(Dataset items)
****************************************

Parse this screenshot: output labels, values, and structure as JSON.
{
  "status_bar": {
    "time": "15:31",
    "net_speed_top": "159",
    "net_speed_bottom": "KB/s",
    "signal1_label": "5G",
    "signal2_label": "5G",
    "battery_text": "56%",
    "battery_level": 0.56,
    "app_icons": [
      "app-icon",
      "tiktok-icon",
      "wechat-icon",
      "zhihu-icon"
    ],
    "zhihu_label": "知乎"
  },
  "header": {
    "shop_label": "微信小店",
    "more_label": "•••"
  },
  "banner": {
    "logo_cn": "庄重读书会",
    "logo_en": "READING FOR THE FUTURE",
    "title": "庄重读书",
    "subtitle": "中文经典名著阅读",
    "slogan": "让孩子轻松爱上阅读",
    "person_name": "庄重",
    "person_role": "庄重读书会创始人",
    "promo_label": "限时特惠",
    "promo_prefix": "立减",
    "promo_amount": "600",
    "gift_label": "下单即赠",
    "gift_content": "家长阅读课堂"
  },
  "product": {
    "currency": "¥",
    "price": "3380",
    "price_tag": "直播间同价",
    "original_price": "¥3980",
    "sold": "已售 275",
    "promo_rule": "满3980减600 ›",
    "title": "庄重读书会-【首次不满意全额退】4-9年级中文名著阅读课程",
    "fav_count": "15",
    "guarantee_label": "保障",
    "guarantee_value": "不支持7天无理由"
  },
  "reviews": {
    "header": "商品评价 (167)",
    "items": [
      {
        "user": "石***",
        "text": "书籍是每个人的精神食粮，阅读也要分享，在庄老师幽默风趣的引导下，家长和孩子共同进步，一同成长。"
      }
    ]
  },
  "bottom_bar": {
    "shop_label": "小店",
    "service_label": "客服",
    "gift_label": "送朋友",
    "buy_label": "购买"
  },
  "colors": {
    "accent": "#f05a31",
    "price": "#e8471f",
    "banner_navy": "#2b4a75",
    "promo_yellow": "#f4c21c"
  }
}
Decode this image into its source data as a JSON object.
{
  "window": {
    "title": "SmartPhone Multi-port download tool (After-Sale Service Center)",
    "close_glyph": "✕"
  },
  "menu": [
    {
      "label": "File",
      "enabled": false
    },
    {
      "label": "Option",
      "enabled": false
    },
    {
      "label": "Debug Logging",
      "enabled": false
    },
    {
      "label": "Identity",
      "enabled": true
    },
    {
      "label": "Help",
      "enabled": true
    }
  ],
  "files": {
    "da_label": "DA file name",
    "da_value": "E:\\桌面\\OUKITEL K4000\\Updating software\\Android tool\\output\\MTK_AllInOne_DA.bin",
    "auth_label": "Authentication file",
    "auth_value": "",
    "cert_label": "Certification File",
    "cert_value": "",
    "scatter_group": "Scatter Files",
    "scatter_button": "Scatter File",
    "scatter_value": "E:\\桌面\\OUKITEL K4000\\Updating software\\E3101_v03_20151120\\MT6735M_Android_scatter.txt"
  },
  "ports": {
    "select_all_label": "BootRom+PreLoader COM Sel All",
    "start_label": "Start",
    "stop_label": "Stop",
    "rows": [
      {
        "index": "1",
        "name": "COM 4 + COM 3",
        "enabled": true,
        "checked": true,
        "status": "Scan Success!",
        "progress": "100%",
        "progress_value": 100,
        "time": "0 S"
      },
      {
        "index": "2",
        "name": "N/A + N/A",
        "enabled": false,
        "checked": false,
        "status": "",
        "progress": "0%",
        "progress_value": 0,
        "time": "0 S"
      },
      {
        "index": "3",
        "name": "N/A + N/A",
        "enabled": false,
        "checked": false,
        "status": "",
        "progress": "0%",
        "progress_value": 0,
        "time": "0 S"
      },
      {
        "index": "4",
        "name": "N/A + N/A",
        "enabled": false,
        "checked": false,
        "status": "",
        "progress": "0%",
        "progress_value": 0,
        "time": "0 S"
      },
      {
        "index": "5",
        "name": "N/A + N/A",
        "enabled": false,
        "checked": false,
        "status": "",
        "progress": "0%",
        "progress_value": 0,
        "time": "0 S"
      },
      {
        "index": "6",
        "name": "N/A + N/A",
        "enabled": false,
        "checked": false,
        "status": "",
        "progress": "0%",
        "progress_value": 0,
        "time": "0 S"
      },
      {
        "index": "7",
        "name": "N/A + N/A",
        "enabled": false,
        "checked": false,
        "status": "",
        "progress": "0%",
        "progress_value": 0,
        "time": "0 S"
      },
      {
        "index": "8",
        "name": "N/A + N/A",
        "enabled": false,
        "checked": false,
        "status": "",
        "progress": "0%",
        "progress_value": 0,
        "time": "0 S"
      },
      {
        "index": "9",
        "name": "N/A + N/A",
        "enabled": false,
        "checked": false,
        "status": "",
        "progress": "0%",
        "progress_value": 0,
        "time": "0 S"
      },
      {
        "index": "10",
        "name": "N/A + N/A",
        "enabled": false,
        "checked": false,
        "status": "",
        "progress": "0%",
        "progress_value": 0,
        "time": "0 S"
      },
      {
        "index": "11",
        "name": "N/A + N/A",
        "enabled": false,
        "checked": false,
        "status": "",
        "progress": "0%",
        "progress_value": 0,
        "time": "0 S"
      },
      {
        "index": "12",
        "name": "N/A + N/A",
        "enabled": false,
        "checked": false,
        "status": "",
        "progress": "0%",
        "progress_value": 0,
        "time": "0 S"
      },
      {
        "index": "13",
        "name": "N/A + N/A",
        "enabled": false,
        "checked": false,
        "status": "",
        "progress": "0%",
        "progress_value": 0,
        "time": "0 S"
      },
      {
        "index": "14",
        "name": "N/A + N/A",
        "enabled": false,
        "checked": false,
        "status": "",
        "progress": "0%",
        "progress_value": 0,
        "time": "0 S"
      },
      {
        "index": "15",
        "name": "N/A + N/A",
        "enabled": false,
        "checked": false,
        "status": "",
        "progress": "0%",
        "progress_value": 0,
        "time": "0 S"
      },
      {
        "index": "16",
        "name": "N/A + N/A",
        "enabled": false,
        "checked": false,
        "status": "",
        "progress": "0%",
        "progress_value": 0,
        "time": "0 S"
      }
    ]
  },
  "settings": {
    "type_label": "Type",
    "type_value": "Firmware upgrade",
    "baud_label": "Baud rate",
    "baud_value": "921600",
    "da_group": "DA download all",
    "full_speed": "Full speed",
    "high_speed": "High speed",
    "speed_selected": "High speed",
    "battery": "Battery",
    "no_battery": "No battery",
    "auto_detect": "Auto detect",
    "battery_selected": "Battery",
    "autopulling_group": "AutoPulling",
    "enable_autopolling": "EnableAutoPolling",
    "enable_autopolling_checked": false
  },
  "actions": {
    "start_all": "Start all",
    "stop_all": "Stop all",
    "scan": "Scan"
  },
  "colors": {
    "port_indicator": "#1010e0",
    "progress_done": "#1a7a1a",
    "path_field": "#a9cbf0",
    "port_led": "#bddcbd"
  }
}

****************************************

WHAT TO WORK ON: Every line of the data above should be copied exactly.

FINISHED ANSWER:
Parse this screenshot: output labels, values, and structure as JSON.
{
  "status_bar": {
    "time": "15:31",
    "net_speed_top": "159",
    "net_speed_bottom": "KB/s",
    "signal1_label": "5G",
    "signal2_label": "5G",
    "battery_text": "56%",
    "battery_level": 0.56,
    "app_icons": [
      "app-icon",
      "tiktok-icon",
      "wechat-icon",
      "zhihu-icon"
    ],
    "zhihu_label": "知乎"
  },
  "header": {
    "shop_label": "微信小店",
    "more_label": "•••"
  },
  "banner": {
    "logo_cn": "庄重读书会",
    "logo_en": "READING FOR THE FUTURE",
    "title": "庄重读书",
    "subtitle": "中文经典名著阅读",
    "slogan": "让孩子轻松爱上阅读",
    "person_name": "庄重",
    "person_role": "庄重读书会创始人",
    "promo_label": "限时特惠",
    "promo_prefix": "立减",
    "promo_amount": "600",
    "gift_label": "下单即赠",
    "gift_content": "家长阅读课堂"
  },
  "product": {
    "currency": "¥",
    "price": "3380",
    "price_tag": "直播间同价",
    "original_price": "¥3980",
    "sold": "已售 275",
    "promo_rule": "满3980减600 ›",
    "title": "庄重读书会-【首次不满意全额退】4-9年级中文名著阅读课程",
    "fav_count": "15",
    "guarantee_label": "保障",
    "guarantee_value": "不支持7天无理由"
  },
  "reviews": {
    "header": "商品评价 (167)",
    "items": [
      {
        "user": "石***",
        "text": "书籍是每个人的精神食粮，阅读也要分享，在庄老师幽默风趣的引导下，家长和孩子共同进步，一同成长。"
      }
    ]
  },
  "bottom_bar": {
    "shop_label": "小店",
    "service_label": "客服",
    "gift_label": "送朋友",
    "buy_label": "购买"
  },
  "colors": {
    "accent": "#f05a31",
    "price": "#e8471f",
    "banner_navy": "#2b4a75",
    "promo_yellow": "#f4c21c"
  }
}
Decode this image into its source data as a JSON object.
{
  "window": {
    "title": "SmartPhone Multi-port download tool (After-Sale Service Center)",
    "close_glyph": "✕"
  },
  "menu": [
    {
      "label": "File",
      "enabled": false
    },
    {
      "label": "Option",
      "enabled": false
    },
    {
      "label": "Debug Logging",
      "enabled": false
    },
    {
      "label": "Identity",
      "enabled": true
    },
    {
      "label": "Help",
      "enabled": true
    }
  ],
  "files": {
    "da_label": "DA file name",
    "da_value": "E:\\桌面\\OUKITEL K4000\\Updating software\\Android tool\\output\\MTK_AllInOne_DA.bin",
    "auth_label": "Authentication file",
    "auth_value": "",
    "cert_label": "Certification File",
    "cert_value": "",
    "scatter_group": "Scatter Files",
    "scatter_button": "Scatter File",
    "scatter_value": "E:\\桌面\\OUKITEL K4000\\Updating software\\E3101_v03_20151120\\MT6735M_Android_scatter.txt"
  },
  "ports": {
    "select_all_label": "BootRom+PreLoader COM Sel All",
    "start_label": "Start",
    "stop_label": "Stop",
    "rows": [
      {
        "index": "1",
        "name": "COM 4 + COM 3",
        "enabled": true,
        "checked": true,
        "status": "Scan Success!",
        "progress": "100%",
        "progress_value": 100,
        "time": "0 S"
      },
      {
        "index": "2",
        "name": "N/A + N/A",
        "enabled": false,
        "checked": false,
        "status": "",
        "progress": "0%",
        "progress_value": 0,
        "time": "0 S"
      },
      {
        "index": "3",
        "name": "N/A + N/A",
        "enabled": false,
        "checked": false,
        "status": "",
        "progress": "0%",
        "progress_value": 0,
        "time": "0 S"
      },
      {
        "index": "4",
        "name": "N/A + N/A",
        "enabled": false,
        "checked": false,
        "status": "",
        "progress": "0%",
        "progress_value": 0,
        "time": "0 S"
      },
      {
        "index": "5",
        "name": "N/A + N/A",
        "enabled": false,
        "checked": false,
        "status": "",
        "progress": "0%",
        "progress_value": 0,
        "time": "0 S"
      },
      {
        "index": "6",
        "name": "N/A + N/A",
        "enabled": false,
        "checked": false,
        "status": "",
        "progress": "0%",
        "progress_value": 0,
        "time": "0 S"
      },
      {
        "index": "7",
        "name": "N/A + N/A",
        "enabled": false,
        "checked": false,
        "status": "",
        "progress": "0%",
        "progress_value": 0,
        "time": "0 S"
      },
      {
        "index": "8",
        "name": "N/A + N/A",
        "enabled": false,
        "checked": false,
        "status": "",
        "progress": "0%",
        "progress_value": 0,
        "time": "0 S"
      },
      {
        "index": "9",
        "name": "N/A + N/A",
        "enabled": false,
        "checked": false,
        "status": "",
        "progress": "0%",
        "progress_value": 0,
        "time": "0 S"
      },
      {
        "index": "10",
        "name": "N/A + N/A",
        "enabled": false,
        "checked": false,
        "status": "",
        "progress": "0%",
        "progress_value": 0,
        "time": "0 S"
      },
      {
        "index": "11",
        "name": "N/A + N/A",
        "enabled": false,
        "checked": false,
        "status": "",
        "progress": "0%",
        "progress_value": 0,
        "time": "0 S"
      },
      {
        "index": "12",
        "name": "N/A + N/A",
        "enabled": false,
        "checked": false,
        "status": "",
        "progress": "0%",
        "progress_value": 0,
        "time": "0 S"
      },
      {
        "index": "13",
        "name": "N/A + N/A",
        "enabled": false,
        "checked": false,
        "status": "",
        "progress": "0%",
        "progress_value": 0,
        "time": "0 S"
      },
      {
        "index": "14",
        "name": "N/A + N/A",
        "enabled": false,
        "checked": false,
        "status": "",
        "progress": "0%",
        "progress_value": 0,
        "time": "0 S"
      },
      {
        "index": "15",
        "name": "N/A + N/A",
        "enabled": false,
        "checked": false,
        "status": "",
        "progress": "0%",
        "progress_value": 0,
        "time": "0 S"
      },
      {
        "index": "16",
        "name": "N/A + N/A",
        "enabled": false,
        "checked": false,
        "status": "",
        "progress": "0%",
        "progress_value": 0,
        "time": "0 S"
      }
    ]
  },
  "settings": {
    "type_label": "Type",
    "type_value": "Firmware upgrade",
    "baud_label": "Baud rate",
    "baud_value": "921600",
    "da_group": "DA download all",
    "full_speed": "Full speed",
    "high_speed": "High speed",
    "speed_selected": "High speed",
    "battery": "Battery",
    "no_battery": "No battery",
    "auto_detect": "Auto detect",
    "battery_selected": "Battery",
    "autopulling_group": "AutoPulling",
    "enable_autopolling": "EnableAutoPolling",
    "enable_autopolling_checked": false
  },
  "actions": {
    "start_all": "Start all",
    "stop_all": "Stop all",
    "scan": "Scan"
  },
  "colors": {
    "port_indicator": "#1010e0",
    "progress_done": "#1a7a1a",
    "path_field": "#a9cbf0",
    "port_led": "#bddcbd"
  }
}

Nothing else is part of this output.